#### [WHAT YOU WILL DO]
Without the pictures, write out all the lines below exactly as they appear.

**** LISTING

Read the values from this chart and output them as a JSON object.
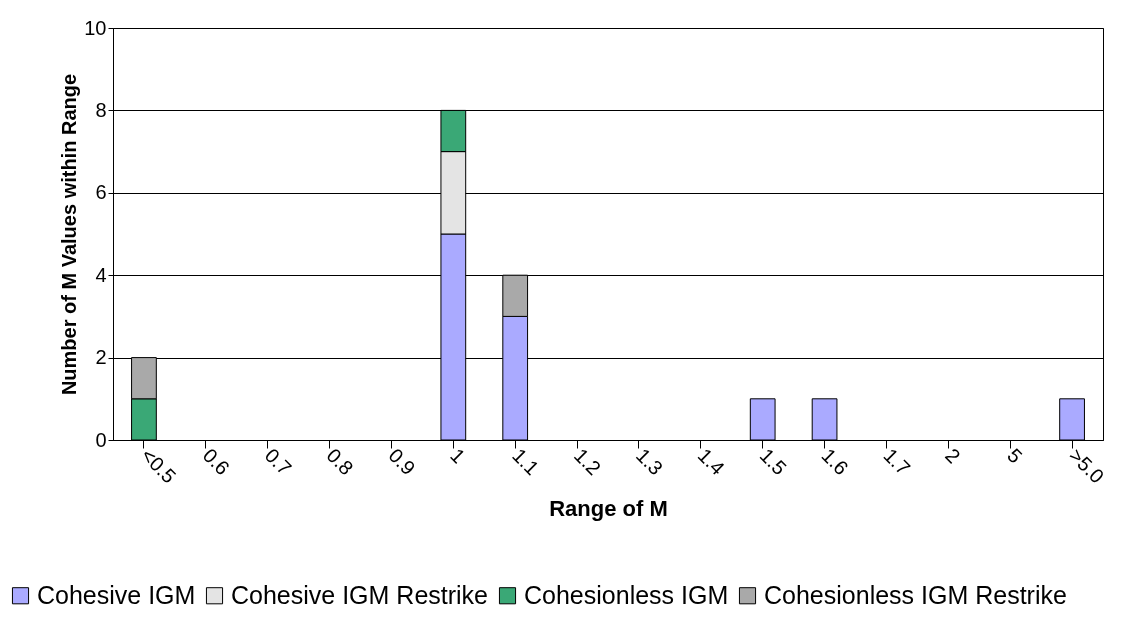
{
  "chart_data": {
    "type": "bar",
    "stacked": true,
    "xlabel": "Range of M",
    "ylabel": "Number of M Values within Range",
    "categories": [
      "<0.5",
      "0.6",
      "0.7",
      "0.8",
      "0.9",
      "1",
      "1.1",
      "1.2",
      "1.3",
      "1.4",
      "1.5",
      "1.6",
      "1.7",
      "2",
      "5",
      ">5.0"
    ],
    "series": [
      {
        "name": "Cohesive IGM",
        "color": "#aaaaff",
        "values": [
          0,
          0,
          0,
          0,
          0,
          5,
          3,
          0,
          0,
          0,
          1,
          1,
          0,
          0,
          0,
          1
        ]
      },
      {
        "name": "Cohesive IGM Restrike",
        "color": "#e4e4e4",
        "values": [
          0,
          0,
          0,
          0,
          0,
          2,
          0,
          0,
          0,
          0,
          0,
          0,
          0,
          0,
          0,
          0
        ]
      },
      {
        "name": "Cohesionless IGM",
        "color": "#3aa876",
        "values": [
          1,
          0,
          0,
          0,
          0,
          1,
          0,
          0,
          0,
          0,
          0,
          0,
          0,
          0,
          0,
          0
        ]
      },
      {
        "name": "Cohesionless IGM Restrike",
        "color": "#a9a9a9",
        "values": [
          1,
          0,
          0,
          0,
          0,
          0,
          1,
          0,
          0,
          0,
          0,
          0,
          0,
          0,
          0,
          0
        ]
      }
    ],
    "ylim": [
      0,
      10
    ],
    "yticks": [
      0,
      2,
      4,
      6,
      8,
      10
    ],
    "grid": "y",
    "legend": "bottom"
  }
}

********

#### [SOLUTION TO THIS EXERCISE]
Read the values from this chart and output them as a JSON object.
{
  "chart_data": {
    "type": "bar",
    "stacked": true,
    "xlabel": "Range of M",
    "ylabel": "Number of M Values within Range",
    "categories": [
      "<0.5",
      "0.6",
      "0.7",
      "0.8",
      "0.9",
      "1",
      "1.1",
      "1.2",
      "1.3",
      "1.4",
      "1.5",
      "1.6",
      "1.7",
      "2",
      "5",
      ">5.0"
    ],
    "series": [
      {
        "name": "Cohesive IGM",
        "color": "#aaaaff",
        "values": [
          0,
          0,
          0,
          0,
          0,
          5,
          3,
          0,
          0,
          0,
          1,
          1,
          0,
          0,
          0,
          1
        ]
      },
      {
        "name": "Cohesive IGM Restrike",
        "color": "#e4e4e4",
        "values": [
          0,
          0,
          0,
          0,
          0,
          2,
          0,
          0,
          0,
          0,
          0,
          0,
          0,
          0,
          0,
          0
        ]
      },
      {
        "name": "Cohesionless IGM",
        "color": "#3aa876",
        "values": [
          1,
          0,
          0,
          0,
          0,
          1,
          0,
          0,
          0,
          0,
          0,
          0,
          0,
          0,
          0,
          0
        ]
      },
      {
        "name": "Cohesionless IGM Restrike",
        "color": "#a9a9a9",
        "values": [
          1,
          0,
          0,
          0,
          0,
          0,
          1,
          0,
          0,
          0,
          0,
          0,
          0,
          0,
          0,
          0
        ]
      }
    ],
    "ylim": [
      0,
      10
    ],
    "yticks": [
      0,
      2,
      4,
      6,
      8,
      10
    ],
    "grid": "y",
    "legend": "bottom"
  }
}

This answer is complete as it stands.